▸ TASK INSTRUCTIONS: Rewrite the lines starting at the one that contains "Patent image size: (944, 585)." and ending at the one that contains "The plate 122 is at (183, 247).", with "two-piece construction" swapped for "two-part construction" and everything else left as it is.

▸ ENTRIES PROVIDED:
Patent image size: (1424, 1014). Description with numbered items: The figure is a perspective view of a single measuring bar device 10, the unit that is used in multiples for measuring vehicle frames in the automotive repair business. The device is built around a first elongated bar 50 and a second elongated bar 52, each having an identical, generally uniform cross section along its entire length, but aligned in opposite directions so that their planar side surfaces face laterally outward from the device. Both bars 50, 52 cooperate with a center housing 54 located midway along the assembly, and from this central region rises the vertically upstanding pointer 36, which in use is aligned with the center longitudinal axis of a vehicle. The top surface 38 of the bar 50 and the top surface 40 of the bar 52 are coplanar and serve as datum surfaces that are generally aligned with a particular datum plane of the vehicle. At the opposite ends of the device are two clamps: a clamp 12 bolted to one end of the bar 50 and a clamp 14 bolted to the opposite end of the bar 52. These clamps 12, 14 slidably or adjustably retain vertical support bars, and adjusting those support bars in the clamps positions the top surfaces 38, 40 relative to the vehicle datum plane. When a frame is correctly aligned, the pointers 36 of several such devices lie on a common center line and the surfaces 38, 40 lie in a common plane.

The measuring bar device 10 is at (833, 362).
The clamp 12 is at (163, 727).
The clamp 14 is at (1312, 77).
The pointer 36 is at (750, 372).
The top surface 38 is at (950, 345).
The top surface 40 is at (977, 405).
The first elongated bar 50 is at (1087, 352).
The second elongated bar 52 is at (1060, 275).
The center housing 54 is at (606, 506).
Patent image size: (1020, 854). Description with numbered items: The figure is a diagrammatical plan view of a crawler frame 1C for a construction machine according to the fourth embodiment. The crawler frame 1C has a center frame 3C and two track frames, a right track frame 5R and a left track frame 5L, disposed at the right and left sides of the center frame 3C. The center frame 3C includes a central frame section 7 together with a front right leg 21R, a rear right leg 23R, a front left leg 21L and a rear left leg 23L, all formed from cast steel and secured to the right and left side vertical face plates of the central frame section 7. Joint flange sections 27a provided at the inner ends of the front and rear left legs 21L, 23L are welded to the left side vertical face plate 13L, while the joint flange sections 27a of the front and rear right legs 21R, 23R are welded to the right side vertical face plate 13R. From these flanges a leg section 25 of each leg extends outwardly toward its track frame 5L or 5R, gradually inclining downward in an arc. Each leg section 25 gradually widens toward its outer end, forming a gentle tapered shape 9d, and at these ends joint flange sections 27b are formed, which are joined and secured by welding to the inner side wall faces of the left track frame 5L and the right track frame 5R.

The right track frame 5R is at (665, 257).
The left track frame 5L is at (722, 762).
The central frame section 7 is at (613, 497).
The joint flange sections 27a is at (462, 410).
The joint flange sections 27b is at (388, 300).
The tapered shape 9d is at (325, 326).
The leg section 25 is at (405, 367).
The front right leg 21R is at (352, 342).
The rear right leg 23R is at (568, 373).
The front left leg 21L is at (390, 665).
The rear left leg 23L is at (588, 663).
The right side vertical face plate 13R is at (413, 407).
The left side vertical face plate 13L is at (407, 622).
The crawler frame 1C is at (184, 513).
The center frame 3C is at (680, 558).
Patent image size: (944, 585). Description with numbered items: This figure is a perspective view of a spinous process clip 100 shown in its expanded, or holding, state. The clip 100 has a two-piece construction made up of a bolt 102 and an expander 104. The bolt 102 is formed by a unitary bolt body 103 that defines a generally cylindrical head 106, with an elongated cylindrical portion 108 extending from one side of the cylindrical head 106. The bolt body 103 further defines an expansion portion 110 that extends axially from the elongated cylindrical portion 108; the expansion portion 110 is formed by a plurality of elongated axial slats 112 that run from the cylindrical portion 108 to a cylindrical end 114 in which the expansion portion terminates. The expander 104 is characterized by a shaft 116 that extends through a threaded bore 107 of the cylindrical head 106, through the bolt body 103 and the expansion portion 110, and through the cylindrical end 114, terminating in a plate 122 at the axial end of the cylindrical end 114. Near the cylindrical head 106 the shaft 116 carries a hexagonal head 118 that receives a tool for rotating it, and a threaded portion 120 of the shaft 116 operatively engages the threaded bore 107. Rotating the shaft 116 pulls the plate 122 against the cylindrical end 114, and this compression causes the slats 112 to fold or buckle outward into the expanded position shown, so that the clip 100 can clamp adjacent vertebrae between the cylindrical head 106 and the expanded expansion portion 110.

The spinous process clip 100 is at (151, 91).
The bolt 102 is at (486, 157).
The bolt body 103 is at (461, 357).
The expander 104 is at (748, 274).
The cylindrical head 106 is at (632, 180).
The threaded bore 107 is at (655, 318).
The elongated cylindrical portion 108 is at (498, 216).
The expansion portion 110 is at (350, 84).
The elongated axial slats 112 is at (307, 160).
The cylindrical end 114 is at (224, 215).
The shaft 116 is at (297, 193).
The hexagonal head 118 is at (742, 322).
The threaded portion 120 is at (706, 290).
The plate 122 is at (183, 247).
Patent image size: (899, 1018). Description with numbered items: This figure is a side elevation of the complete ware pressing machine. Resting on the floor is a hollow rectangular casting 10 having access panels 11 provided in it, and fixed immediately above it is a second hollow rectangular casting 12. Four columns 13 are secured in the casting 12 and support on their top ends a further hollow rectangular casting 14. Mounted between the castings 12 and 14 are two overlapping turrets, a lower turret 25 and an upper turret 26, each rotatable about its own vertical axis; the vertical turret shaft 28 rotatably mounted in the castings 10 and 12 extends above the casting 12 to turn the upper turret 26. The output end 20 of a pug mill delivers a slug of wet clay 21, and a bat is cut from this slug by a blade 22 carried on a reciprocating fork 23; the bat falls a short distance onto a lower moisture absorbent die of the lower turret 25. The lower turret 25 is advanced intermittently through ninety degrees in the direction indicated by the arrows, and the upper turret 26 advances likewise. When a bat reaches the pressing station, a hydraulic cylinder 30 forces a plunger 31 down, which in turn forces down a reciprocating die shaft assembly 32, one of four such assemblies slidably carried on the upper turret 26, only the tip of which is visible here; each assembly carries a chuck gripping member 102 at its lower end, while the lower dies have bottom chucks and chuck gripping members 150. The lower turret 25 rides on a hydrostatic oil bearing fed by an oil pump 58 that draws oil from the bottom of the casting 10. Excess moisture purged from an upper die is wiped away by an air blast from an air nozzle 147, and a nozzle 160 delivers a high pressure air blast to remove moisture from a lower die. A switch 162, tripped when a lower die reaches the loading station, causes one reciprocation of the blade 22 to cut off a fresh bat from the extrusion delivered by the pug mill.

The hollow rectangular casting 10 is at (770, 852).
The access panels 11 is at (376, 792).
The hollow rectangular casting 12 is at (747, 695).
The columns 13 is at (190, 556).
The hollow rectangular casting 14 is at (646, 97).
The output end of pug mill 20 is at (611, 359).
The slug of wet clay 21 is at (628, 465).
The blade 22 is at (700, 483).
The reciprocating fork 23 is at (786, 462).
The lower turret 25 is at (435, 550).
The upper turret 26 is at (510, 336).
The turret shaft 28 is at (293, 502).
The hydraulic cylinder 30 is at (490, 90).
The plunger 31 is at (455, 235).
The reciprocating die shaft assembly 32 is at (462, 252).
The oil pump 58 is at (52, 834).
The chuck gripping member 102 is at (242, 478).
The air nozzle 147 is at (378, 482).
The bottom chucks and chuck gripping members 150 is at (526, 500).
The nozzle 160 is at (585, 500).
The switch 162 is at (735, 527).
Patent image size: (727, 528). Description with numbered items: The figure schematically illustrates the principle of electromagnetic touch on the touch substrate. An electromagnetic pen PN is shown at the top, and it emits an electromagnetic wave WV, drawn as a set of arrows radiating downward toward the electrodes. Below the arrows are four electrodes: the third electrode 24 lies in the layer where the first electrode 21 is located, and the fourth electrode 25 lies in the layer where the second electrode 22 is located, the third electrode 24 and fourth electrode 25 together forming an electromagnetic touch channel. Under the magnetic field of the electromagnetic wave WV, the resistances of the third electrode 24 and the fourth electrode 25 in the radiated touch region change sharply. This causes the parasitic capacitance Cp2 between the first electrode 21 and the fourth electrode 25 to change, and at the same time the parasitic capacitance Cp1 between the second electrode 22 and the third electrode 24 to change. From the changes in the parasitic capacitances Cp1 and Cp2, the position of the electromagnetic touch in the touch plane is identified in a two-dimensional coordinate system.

▸ SOLUTION FOR THIS PROBLEM:
Patent image size: (944, 585). Description with numbered items: This figure is a perspective view of a spinous process clip 100 shown in its expanded, or holding, state. The clip 100 has a two-part construction made up of a bolt 102 and an expander 104. The bolt 102 is formed by a unitary bolt body 103 that defines a generally cylindrical head 106, with an elongated cylindrical portion 108 extending from one side of the cylindrical head 106. The bolt body 103 further defines an expansion portion 110 that extends axially from the elongated cylindrical portion 108; the expansion portion 110 is formed by a plurality of elongated axial slats 112 that run from the cylindrical portion 108 to a cylindrical end 114 in which the expansion portion terminates. The expander 104 is characterized by a shaft 116 that extends through a threaded bore 107 of the cylindrical head 106, through the bolt body 103 and the expansion portion 110, and through the cylindrical end 114, terminating in a plate 122 at the axial end of the cylindrical end 114. Near the cylindrical head 106 the shaft 116 carries a hexagonal head 118 that receives a tool for rotating it, and a threaded portion 120 of the shaft 116 operatively engages the threaded bore 107. Rotating the shaft 116 pulls the plate 122 against the cylindrical end 114, and this compression causes the slats 112 to fold or buckle outward into the expanded position shown, so that the clip 100 can clamp adjacent vertebrae between the cylindrical head 106 and the expanded expansion portion 110.

The spinous process clip 100 is at (151, 91).
The bolt 102 is at (486, 157).
The bolt body 103 is at (461, 357).
The expander 104 is at (748, 274).
The cylindrical head 106 is at (632, 180).
The threaded bore 107 is at (655, 318).
The elongated cylindrical portion 108 is at (498, 216).
The expansion portion 110 is at (350, 84).
The elongated axial slats 112 is at (307, 160).
The cylindrical end 114 is at (224, 215).
The shaft 116 is at (297, 193).
The hexagonal head 118 is at (742, 322).
The threaded portion 120 is at (706, 290).
The plate 122 is at (183, 247).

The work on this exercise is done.